TO-DO LIST:
**1)** In the passage on Federal Reserve credit easing, during which years did the Bank of Japan use quantitative easing?
**2)** In the passage on Federal Reserve credit easing, reproduce word for word the part that opens with the words "Nothing the banks" and closes with "went into operation.".
**3)** Resume the passage on Federal Reserve credit easing from the point where it stops.
#### DOCUMENT PASSAGE
Nothing the banks can’t do given the same guarantees from the Fed.

The Federal Reserve’s third set of policy tools for supporting the functioning of credit markets involves the purchase of longer-term securities for the Fed’s portfolio. For example, we recently announced plans to purchase up to $100 billion in government-sponsored enterprise (GSE) debt and up to $500 billion in GSE mortgage-backed securities over the next few quarters. Notably, mortgage rates dropped significantly on the announcement of this program and have fallen further since it went into operation.

Hopefully no surprise! Again, the Fed is rate setter for the entire term structure as desired.

Lower mortgage rates should support the housing sector. The Committee is also evaluating the possibility of purchasing longer-term Treasury securities.

It would be functionally identical for the treasury simply not to issue them, as proposed by the BOE’s Goodhart today.

In determining whether to proceed with such purchases, the Committee will focus on their potential to improve conditions in private credit markets, such as mortgage markets.

These three sets of policy tools–lending to financial institutions, providing liquidity directly to key credit markets, and buying longer-term securities–have the common feature that each represents a use of the asset side of the Fed’s balance sheet, that is, they all involve lending or the purchase of securities. The virtue of these policies in the current context is that they allow the Federal Reserve to continue to push down interest rates and ease credit conditions in a range of markets, despite the fact that the federal funds rate is close to its zero lower bound.

Yes! It’s about price (interest rates) and not quantity.

Credit Easing versus Quantitative Easing

The Federal Reserve’s approach to supporting credit markets is conceptually distinct from quantitative easing (QE), the policy approach used by the Bank of Japan from 2001 to 2006. Our approach–which could be described as “credit easing”–resembles quantitative easing in one respect: It involves an expansion of the central bank’s balance sheet. However, in a pure QE regime, the focus of policy is the quantity of bank reserves, which are liabilities of the central bank; the composition of loans and securities on the asset side of the central bank’s balance sheet is incidental. Indeed, although the Bank of Japan’s policy approach during the QE period was quite multifaceted, the overall stance of its policy was gauged primarily in terms of its target for bank reserves. In contrast, the Federal Reserve’s credit easing approach focuses on the mix of loans and securities that it holds and on how this composition of assets affects credit conditions for households and businesses. This difference does not reflect any doctrinal disagreement with the Japanese approach, but rather the differences in financial and economic conditions between the two episodes. In particular, credit spreads are much wider and credit markets more dysfunctional in the United States today than was the case during the Japanese experiment with quantitative easing. To stimulate aggregate demand in the current environment, the Federal Reserve must focus its policies on reducing those spreads and improving the functioning of private credit markets more generally.
########
#### SUPPLIED RECORDS
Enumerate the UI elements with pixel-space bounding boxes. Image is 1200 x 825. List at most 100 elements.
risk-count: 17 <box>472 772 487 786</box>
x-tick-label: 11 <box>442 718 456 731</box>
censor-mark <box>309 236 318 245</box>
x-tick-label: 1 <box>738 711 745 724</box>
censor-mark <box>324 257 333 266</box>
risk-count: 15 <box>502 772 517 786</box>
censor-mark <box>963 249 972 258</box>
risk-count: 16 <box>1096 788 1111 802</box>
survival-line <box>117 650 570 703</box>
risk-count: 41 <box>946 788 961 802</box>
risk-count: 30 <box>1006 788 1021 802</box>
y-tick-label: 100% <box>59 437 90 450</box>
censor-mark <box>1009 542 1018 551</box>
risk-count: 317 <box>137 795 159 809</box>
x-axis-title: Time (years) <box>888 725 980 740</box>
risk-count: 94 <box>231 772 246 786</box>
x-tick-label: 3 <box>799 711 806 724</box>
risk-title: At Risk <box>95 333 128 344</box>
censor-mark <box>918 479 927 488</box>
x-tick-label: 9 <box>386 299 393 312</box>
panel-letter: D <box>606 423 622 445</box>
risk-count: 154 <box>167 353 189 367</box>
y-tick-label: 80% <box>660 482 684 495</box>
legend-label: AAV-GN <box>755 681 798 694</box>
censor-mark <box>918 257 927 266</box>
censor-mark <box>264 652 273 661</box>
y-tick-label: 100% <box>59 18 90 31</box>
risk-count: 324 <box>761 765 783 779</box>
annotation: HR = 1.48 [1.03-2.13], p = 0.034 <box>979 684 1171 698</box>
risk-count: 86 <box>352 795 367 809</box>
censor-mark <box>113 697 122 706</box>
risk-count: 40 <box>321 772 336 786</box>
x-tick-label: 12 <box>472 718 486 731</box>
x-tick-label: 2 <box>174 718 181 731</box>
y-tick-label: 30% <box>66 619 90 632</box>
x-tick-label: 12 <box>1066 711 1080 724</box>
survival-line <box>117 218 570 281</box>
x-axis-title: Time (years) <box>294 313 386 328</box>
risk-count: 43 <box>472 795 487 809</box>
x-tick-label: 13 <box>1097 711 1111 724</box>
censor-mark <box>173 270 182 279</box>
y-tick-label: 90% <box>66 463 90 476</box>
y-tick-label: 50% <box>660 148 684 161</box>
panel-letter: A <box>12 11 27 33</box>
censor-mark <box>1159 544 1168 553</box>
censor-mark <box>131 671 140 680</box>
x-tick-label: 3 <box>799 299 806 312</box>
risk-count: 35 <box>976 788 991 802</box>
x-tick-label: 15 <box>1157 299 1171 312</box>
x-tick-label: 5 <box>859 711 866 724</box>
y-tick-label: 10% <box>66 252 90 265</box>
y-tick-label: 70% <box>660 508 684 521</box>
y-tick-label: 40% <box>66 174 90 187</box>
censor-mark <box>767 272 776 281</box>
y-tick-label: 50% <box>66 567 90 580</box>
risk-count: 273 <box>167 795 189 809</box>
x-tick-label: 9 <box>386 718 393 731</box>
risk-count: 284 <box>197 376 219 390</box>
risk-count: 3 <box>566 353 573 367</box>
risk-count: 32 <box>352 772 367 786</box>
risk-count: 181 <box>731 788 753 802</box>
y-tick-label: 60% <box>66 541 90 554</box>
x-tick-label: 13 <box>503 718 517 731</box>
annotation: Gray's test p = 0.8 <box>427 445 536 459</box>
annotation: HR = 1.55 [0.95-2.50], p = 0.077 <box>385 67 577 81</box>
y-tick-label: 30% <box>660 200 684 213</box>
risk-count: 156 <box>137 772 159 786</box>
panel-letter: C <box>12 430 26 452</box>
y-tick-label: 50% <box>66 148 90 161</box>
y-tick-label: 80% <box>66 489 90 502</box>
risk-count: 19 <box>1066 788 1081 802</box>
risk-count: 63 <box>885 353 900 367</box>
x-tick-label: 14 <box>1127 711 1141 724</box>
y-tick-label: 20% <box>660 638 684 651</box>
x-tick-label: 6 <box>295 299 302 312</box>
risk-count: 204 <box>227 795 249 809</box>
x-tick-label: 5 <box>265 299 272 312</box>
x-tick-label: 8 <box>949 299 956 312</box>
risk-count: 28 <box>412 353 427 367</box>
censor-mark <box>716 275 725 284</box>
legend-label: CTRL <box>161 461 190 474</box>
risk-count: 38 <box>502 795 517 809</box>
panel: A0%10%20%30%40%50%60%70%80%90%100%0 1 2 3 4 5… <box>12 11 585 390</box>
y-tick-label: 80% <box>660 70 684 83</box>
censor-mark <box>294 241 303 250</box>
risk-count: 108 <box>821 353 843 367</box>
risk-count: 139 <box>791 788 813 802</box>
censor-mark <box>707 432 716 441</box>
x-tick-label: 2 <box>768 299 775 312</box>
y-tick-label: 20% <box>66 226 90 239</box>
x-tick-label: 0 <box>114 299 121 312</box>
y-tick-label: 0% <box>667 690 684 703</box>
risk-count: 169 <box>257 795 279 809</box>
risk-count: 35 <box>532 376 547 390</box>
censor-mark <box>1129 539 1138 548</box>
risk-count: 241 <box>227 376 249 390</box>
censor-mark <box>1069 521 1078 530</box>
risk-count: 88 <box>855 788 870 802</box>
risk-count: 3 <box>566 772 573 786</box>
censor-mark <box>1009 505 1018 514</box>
########
ANSWERS PROVIDED:
**1)** From 2001 to 2006.

**2)**
Nothing the banks can’t do given the same guarantees from the Fed.

The Federal Reserve’s third set of policy tools for supporting the functioning of credit markets involves the purchase of longer-term securities for the Fed’s portfolio. For example, we recently announced plans to purchase up to $100 billion in government-sponsored enterprise (GSE) debt and up to $500 billion in GSE mortgage-backed securities over the next few quarters. Notably, mortgage rates dropped significantly on the announcement of this program and have fallen further since it went into operation.

**3)**
Another similarity is that neither did much for credit demand.

Note that the Fed’s ‘expanded balance sheet’ means that over $2 trillion of financial assets have been shifted to the Fed in exchange for a like amount of excess reserves and treasury securities being held by the private, non-government sectors.

If the average coupon on the securities the Fed removed (purchased) from the private sector was maybe 2% (more for some securities, less for others) that means this Fed action has removed over $40 billion per year of income from the private sector. This means about that much aggregate demand was removed which can only be ‘replaced’ by private credit expansion.

Seems this policy might not have been all that well thought out.

While I support the lower interest rates, I also recognize they probably do not add to demand and instead require a fiscal adjustment to sustain demand.

The stimulative effect of the Federal Reserve’s credit easing policies depends sensitively on the particular mix of lending programs and securities purchases that it undertakes. When markets are illiquid and private arbitrage is impaired by balance sheet constraints and other factors, as at present, one dollar of longer-term securities purchases is unlikely to have the same impact on financial markets and the economy as a dollar of lending to banks, which has in turn a different effect than a dollar of lending to support the commercial paper market.

Most likely none of them change demand enough to even offset the loss of interest income to the private sector as above.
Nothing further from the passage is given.